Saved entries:
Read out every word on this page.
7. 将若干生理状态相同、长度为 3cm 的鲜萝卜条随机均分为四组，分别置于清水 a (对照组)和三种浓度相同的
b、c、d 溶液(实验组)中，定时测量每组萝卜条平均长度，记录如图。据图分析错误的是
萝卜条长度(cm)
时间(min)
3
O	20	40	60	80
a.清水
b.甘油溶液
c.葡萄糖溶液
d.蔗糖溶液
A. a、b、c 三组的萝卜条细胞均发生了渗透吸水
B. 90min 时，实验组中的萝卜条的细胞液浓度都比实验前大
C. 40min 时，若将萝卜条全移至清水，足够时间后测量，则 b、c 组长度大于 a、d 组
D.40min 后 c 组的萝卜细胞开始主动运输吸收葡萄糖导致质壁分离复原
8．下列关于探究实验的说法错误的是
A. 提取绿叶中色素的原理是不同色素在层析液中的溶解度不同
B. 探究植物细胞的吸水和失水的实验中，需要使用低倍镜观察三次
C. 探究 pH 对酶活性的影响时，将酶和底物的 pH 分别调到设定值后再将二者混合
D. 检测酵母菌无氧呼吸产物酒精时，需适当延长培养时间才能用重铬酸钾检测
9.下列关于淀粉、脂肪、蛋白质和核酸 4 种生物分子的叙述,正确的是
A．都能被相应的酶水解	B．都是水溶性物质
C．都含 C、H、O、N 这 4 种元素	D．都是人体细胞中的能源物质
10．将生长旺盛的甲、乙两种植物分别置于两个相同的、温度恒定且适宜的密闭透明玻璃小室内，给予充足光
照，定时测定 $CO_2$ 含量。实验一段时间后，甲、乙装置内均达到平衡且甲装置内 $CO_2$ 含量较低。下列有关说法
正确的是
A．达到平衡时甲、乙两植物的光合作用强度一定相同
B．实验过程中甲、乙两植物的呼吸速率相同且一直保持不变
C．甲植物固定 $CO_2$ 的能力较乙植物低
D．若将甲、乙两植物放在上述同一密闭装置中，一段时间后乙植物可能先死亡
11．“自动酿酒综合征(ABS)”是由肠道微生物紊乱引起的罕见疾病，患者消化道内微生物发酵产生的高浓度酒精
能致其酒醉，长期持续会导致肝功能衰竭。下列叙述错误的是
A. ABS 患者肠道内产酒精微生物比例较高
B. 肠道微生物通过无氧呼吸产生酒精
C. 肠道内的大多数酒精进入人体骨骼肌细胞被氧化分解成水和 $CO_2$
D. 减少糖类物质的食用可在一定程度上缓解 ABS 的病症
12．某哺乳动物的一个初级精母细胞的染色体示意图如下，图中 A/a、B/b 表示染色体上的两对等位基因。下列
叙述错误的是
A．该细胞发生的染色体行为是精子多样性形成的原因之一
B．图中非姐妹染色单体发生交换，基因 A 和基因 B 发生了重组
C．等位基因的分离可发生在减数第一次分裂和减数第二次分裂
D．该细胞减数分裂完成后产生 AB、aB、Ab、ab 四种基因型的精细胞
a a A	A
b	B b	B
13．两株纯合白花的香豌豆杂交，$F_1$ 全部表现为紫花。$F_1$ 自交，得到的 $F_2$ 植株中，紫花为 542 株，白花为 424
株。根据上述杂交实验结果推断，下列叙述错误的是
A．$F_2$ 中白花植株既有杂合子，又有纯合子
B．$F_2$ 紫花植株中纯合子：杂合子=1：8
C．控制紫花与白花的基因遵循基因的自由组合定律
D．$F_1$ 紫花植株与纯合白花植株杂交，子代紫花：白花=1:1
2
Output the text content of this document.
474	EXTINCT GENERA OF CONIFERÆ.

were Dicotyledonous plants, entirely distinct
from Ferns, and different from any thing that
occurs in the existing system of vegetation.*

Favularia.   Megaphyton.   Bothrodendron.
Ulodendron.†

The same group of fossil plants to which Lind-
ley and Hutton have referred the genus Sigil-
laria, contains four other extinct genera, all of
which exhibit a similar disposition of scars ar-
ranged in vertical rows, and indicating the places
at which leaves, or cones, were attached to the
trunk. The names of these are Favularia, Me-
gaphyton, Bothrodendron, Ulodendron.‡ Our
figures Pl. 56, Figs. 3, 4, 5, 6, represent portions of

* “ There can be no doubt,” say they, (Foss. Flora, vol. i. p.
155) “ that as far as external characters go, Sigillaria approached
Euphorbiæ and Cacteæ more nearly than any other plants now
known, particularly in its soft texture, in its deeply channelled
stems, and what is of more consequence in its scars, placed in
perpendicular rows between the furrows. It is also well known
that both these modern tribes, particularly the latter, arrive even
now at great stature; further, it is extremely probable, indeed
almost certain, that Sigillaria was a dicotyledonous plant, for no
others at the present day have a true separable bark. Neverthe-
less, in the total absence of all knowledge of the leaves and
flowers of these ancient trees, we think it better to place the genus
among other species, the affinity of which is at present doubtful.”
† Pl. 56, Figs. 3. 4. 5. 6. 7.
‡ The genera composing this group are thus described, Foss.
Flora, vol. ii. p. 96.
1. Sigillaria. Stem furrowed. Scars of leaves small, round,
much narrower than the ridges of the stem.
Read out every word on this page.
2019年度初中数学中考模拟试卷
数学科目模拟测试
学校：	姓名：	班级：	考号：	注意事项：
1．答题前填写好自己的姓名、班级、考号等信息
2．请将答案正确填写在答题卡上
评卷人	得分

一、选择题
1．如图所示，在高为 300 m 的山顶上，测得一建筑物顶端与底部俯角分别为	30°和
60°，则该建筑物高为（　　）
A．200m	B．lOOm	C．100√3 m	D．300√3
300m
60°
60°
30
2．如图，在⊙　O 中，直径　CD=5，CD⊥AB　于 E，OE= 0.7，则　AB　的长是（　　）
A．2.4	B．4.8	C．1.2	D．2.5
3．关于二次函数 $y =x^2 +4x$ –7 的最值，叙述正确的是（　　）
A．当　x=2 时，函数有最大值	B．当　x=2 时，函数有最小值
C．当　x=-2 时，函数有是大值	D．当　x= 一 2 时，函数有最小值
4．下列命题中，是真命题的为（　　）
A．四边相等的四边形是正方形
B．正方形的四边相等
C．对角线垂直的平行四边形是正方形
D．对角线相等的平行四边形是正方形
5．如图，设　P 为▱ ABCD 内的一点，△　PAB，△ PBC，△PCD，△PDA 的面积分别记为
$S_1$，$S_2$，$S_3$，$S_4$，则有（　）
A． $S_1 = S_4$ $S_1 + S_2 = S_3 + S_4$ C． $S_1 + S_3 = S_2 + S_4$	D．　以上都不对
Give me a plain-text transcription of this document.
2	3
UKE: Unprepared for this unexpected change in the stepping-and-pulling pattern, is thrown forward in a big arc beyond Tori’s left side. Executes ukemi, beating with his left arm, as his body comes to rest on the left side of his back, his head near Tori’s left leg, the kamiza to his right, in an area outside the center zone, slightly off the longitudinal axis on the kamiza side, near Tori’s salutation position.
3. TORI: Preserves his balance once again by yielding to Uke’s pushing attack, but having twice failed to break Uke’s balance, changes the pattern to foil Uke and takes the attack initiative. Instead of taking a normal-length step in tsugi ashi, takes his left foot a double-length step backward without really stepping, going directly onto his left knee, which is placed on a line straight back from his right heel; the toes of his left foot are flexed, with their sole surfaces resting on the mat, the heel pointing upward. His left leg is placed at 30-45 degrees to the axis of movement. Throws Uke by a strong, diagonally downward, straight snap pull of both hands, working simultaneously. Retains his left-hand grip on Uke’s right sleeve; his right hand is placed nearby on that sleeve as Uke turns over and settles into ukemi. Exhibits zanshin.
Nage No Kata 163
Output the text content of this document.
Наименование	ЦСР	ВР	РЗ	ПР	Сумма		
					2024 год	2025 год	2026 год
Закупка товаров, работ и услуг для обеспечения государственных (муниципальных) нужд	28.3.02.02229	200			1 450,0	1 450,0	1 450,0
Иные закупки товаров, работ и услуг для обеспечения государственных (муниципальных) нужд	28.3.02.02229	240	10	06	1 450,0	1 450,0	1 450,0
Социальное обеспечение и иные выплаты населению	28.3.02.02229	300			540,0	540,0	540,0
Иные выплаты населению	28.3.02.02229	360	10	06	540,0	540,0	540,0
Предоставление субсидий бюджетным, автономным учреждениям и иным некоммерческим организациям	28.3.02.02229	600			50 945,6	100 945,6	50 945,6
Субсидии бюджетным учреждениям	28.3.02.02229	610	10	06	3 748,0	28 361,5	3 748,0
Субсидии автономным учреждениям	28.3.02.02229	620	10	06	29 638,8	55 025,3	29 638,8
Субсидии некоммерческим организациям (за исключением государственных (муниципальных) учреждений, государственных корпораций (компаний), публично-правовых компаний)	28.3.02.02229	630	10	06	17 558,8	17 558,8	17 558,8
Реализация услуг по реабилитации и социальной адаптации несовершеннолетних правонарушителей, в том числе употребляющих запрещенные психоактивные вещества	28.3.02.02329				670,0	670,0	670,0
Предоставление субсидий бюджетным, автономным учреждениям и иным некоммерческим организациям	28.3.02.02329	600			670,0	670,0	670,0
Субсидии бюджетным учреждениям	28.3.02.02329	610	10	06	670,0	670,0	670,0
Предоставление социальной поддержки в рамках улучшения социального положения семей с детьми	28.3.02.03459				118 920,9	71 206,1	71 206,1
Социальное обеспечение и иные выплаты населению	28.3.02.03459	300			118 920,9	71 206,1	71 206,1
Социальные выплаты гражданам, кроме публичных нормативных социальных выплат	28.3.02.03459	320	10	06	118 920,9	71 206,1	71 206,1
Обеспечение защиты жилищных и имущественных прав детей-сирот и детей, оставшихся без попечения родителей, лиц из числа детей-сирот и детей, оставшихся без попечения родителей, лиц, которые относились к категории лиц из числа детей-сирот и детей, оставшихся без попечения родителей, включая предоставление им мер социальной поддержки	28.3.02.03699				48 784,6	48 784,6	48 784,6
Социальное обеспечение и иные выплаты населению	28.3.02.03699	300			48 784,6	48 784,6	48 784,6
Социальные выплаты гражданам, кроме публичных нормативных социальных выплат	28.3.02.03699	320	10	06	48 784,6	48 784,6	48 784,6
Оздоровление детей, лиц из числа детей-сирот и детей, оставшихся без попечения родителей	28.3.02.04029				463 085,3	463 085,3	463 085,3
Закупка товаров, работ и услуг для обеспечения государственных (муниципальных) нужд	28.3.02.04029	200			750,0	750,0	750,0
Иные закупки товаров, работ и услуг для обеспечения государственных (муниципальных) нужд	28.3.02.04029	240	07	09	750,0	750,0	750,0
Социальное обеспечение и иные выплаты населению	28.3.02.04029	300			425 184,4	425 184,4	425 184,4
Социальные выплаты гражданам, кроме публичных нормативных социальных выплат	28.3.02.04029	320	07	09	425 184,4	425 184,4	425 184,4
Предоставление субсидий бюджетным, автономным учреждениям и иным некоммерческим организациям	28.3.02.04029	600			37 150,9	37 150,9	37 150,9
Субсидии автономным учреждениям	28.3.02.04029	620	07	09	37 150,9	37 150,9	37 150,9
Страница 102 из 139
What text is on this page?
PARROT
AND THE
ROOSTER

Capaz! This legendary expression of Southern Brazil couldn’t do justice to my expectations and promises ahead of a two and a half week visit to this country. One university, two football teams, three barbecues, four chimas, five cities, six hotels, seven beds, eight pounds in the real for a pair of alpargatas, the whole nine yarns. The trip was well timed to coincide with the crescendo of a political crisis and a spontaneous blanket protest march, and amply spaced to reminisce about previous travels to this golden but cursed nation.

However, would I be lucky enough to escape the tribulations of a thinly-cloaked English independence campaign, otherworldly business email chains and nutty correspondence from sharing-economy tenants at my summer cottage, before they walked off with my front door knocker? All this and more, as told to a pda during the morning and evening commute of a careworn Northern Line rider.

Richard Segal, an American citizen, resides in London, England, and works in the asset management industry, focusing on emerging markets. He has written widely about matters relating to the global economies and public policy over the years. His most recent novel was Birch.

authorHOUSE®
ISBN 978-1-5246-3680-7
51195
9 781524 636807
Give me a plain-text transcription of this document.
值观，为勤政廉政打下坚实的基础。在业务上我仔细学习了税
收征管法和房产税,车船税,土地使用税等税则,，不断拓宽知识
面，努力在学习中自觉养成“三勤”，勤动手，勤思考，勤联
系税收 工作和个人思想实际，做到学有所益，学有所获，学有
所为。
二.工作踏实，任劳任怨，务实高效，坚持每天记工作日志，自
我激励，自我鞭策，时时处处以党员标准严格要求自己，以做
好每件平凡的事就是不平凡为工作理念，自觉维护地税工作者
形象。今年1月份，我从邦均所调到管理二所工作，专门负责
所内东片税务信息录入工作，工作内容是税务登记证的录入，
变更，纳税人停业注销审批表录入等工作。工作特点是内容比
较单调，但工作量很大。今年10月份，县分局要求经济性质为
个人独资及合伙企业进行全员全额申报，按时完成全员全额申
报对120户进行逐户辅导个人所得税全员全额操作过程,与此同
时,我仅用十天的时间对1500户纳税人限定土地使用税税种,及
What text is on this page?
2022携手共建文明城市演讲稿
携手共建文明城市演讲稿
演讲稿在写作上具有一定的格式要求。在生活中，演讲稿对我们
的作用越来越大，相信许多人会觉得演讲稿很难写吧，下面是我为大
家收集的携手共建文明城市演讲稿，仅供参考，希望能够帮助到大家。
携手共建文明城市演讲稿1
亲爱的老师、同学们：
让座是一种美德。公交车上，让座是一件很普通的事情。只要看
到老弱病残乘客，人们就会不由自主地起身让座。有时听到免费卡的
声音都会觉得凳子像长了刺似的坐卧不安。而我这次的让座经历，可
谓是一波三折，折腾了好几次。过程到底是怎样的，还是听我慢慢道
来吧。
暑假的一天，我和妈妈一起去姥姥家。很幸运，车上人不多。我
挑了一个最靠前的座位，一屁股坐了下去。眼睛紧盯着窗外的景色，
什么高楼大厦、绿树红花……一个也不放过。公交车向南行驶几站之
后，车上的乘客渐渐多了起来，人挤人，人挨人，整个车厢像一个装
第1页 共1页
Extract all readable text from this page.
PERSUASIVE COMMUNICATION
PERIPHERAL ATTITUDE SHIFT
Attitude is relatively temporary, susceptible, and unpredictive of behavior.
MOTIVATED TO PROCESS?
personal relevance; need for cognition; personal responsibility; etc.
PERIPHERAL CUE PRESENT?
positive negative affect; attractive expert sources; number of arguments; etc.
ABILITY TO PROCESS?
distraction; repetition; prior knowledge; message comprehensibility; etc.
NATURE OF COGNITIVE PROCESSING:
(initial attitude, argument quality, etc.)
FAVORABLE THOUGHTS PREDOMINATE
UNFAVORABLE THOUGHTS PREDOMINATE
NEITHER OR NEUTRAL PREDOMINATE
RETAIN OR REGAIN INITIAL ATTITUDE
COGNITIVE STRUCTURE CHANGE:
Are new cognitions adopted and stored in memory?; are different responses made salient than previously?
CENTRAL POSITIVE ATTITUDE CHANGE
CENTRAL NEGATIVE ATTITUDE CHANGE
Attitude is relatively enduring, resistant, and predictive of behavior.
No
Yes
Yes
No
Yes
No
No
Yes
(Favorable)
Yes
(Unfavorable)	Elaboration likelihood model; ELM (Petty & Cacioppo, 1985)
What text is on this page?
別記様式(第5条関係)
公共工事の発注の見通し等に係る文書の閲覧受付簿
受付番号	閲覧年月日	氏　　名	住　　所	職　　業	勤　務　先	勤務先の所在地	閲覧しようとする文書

AIM
Search the data above for the string "оставшихся" and return every line that has it.

SOLUTION FOR THIS TASK
Обеспечение защиты жилищных и имущественных прав детей-сирот и детей, оставшихся без попечения родителей, лиц из числа детей-сирот и детей, оставшихся без попечения родителей, лиц, которые относились к категории лиц из числа детей-сирот и детей, оставшихся без попечения родителей, включая предоставление им мер социальной поддержки	28.3.02.03699				48 784,6	48 784,6	48 784,6
Оздоровление детей, лиц из числа детей-сирот и детей, оставшихся без попечения родителей	28.3.02.04029				463 085,3	463 085,3	463 085,3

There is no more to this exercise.